| Listed entries |
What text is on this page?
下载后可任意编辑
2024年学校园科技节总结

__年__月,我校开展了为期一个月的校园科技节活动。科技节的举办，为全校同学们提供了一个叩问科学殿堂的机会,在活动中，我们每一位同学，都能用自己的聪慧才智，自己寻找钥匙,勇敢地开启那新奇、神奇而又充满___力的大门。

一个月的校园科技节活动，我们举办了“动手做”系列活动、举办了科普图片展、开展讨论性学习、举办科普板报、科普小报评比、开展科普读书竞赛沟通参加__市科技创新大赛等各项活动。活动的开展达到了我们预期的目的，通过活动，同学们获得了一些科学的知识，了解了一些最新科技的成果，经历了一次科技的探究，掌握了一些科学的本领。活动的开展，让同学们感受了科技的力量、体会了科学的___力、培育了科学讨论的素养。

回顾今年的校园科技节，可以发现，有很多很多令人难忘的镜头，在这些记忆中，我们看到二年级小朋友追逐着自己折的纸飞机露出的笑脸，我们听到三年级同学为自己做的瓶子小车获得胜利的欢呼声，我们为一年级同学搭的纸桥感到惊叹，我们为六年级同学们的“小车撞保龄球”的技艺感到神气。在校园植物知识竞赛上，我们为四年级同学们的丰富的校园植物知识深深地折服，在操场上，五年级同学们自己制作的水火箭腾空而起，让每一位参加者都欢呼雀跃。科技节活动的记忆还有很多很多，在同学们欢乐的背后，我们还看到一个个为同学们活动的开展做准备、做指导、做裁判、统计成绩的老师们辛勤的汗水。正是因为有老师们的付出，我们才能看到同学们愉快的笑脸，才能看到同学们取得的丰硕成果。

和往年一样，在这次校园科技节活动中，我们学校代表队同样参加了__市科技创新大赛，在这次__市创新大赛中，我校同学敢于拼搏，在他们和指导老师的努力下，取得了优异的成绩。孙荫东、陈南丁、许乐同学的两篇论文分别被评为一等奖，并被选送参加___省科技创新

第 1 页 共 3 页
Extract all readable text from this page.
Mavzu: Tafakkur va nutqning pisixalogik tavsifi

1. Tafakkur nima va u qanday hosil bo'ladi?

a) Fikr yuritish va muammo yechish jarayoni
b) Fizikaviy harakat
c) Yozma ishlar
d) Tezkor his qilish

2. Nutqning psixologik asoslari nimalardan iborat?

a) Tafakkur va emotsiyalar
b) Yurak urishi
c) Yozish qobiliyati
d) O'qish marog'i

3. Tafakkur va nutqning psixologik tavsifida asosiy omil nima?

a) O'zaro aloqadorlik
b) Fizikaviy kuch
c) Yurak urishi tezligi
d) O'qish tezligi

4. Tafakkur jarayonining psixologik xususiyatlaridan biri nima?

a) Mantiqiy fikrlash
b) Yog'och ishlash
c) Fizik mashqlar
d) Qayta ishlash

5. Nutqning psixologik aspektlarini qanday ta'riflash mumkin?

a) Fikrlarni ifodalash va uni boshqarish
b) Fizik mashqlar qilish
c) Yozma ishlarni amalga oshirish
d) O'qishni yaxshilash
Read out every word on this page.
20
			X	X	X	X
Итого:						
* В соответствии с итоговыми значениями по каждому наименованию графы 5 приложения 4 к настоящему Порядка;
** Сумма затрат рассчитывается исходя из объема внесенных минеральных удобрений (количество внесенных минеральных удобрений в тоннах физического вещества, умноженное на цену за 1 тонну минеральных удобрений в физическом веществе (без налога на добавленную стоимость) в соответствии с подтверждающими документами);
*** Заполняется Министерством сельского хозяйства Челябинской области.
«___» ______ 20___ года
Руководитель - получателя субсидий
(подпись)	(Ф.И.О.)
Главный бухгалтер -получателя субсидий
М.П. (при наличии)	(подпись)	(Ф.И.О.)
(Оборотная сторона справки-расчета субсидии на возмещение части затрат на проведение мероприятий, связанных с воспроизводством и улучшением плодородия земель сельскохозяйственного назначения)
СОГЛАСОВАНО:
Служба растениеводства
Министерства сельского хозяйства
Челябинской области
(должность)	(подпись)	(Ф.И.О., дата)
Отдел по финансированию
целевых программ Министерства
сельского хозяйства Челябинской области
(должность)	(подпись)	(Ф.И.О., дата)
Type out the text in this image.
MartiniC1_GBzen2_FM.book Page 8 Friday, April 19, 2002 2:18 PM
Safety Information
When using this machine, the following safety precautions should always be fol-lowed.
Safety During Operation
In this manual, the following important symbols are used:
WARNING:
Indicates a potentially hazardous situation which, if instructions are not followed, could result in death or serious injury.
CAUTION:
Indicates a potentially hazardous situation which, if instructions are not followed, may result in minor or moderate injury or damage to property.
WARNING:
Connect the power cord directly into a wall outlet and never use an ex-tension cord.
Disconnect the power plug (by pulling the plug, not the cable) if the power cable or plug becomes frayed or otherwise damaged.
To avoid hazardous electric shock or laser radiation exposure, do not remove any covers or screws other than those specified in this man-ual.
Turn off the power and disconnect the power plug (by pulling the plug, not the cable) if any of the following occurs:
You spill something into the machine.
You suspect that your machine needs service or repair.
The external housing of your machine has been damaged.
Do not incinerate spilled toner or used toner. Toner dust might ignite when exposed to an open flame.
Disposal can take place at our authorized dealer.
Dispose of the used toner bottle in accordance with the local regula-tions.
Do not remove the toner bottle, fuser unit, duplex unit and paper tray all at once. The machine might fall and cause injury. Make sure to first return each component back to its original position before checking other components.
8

| Task objective |
Each line of the material must be restated exactly.

| In response |
What text is on this page?
下载后可任意编辑
2024年学校园科技节总结

__年__月,我校开展了为期一个月的校园科技节活动。科技节的举办，为全校同学们提供了一个叩问科学殿堂的机会,在活动中，我们每一位同学，都能用自己的聪慧才智，自己寻找钥匙,勇敢地开启那新奇、神奇而又充满___力的大门。

一个月的校园科技节活动，我们举办了“动手做”系列活动、举办了科普图片展、开展讨论性学习、举办科普板报、科普小报评比、开展科普读书竞赛沟通参加__市科技创新大赛等各项活动。活动的开展达到了我们预期的目的，通过活动，同学们获得了一些科学的知识，了解了一些最新科技的成果，经历了一次科技的探究，掌握了一些科学的本领。活动的开展，让同学们感受了科技的力量、体会了科学的___力、培育了科学讨论的素养。

回顾今年的校园科技节，可以发现，有很多很多令人难忘的镜头，在这些记忆中，我们看到二年级小朋友追逐着自己折的纸飞机露出的笑脸，我们听到三年级同学为自己做的瓶子小车获得胜利的欢呼声，我们为一年级同学搭的纸桥感到惊叹，我们为六年级同学们的“小车撞保龄球”的技艺感到神气。在校园植物知识竞赛上，我们为四年级同学们的丰富的校园植物知识深深地折服，在操场上，五年级同学们自己制作的水火箭腾空而起，让每一位参加者都欢呼雀跃。科技节活动的记忆还有很多很多，在同学们欢乐的背后，我们还看到一个个为同学们活动的开展做准备、做指导、做裁判、统计成绩的老师们辛勤的汗水。正是因为有老师们的付出，我们才能看到同学们愉快的笑脸，才能看到同学们取得的丰硕成果。

和往年一样，在这次校园科技节活动中，我们学校代表队同样参加了__市科技创新大赛，在这次__市创新大赛中，我校同学敢于拼搏，在他们和指导老师的努力下，取得了优异的成绩。孙荫东、陈南丁、许乐同学的两篇论文分别被评为一等奖，并被选送参加___省科技创新

第 1 页 共 3 页
Extract all readable text from this page.
Mavzu: Tafakkur va nutqning pisixalogik tavsifi

1. Tafakkur nima va u qanday hosil bo'ladi?

a) Fikr yuritish va muammo yechish jarayoni
b) Fizikaviy harakat
c) Yozma ishlar
d) Tezkor his qilish

2. Nutqning psixologik asoslari nimalardan iborat?

a) Tafakkur va emotsiyalar
b) Yurak urishi
c) Yozish qobiliyati
d) O'qish marog'i

3. Tafakkur va nutqning psixologik tavsifida asosiy omil nima?

a) O'zaro aloqadorlik
b) Fizikaviy kuch
c) Yurak urishi tezligi
d) O'qish tezligi

4. Tafakkur jarayonining psixologik xususiyatlaridan biri nima?

a) Mantiqiy fikrlash
b) Yog'och ishlash
c) Fizik mashqlar
d) Qayta ishlash

5. Nutqning psixologik aspektlarini qanday ta'riflash mumkin?

a) Fikrlarni ifodalash va uni boshqarish
b) Fizik mashqlar qilish
c) Yozma ishlarni amalga oshirish
d) O'qishni yaxshilash
Read out every word on this page.
20
			X	X	X	X
Итого:						
* В соответствии с итоговыми значениями по каждому наименованию графы 5 приложения 4 к настоящему Порядка;
** Сумма затрат рассчитывается исходя из объема внесенных минеральных удобрений (количество внесенных минеральных удобрений в тоннах физического вещества, умноженное на цену за 1 тонну минеральных удобрений в физическом веществе (без налога на добавленную стоимость) в соответствии с подтверждающими документами);
*** Заполняется Министерством сельского хозяйства Челябинской области.
«___» ______ 20___ года
Руководитель - получателя субсидий
(подпись)	(Ф.И.О.)
Главный бухгалтер -получателя субсидий
М.П. (при наличии)	(подпись)	(Ф.И.О.)
(Оборотная сторона справки-расчета субсидии на возмещение части затрат на проведение мероприятий, связанных с воспроизводством и улучшением плодородия земель сельскохозяйственного назначения)
СОГЛАСОВАНО:
Служба растениеводства
Министерства сельского хозяйства
Челябинской области
(должность)	(подпись)	(Ф.И.О., дата)
Отдел по финансированию
целевых программ Министерства
сельского хозяйства Челябинской области
(должность)	(подпись)	(Ф.И.О., дата)
Type out the text in this image.
MartiniC1_GBzen2_FM.book Page 8 Friday, April 19, 2002 2:18 PM
Safety Information
When using this machine, the following safety precautions should always be fol-lowed.
Safety During Operation
In this manual, the following important symbols are used:
WARNING:
Indicates a potentially hazardous situation which, if instructions are not followed, could result in death or serious injury.
CAUTION:
Indicates a potentially hazardous situation which, if instructions are not followed, may result in minor or moderate injury or damage to property.
WARNING:
Connect the power cord directly into a wall outlet and never use an ex-tension cord.
Disconnect the power plug (by pulling the plug, not the cable) if the power cable or plug becomes frayed or otherwise damaged.
To avoid hazardous electric shock or laser radiation exposure, do not remove any covers or screws other than those specified in this man-ual.
Turn off the power and disconnect the power plug (by pulling the plug, not the cable) if any of the following occurs:
You spill something into the machine.
You suspect that your machine needs service or repair.
The external housing of your machine has been damaged.
Do not incinerate spilled toner or used toner. Toner dust might ignite when exposed to an open flame.
Disposal can take place at our authorized dealer.
Dispose of the used toner bottle in accordance with the local regula-tions.
Do not remove the toner bottle, fuser unit, duplex unit and paper tray all at once. The machine might fall and cause injury. Make sure to first return each component back to its original position before checking other components.
8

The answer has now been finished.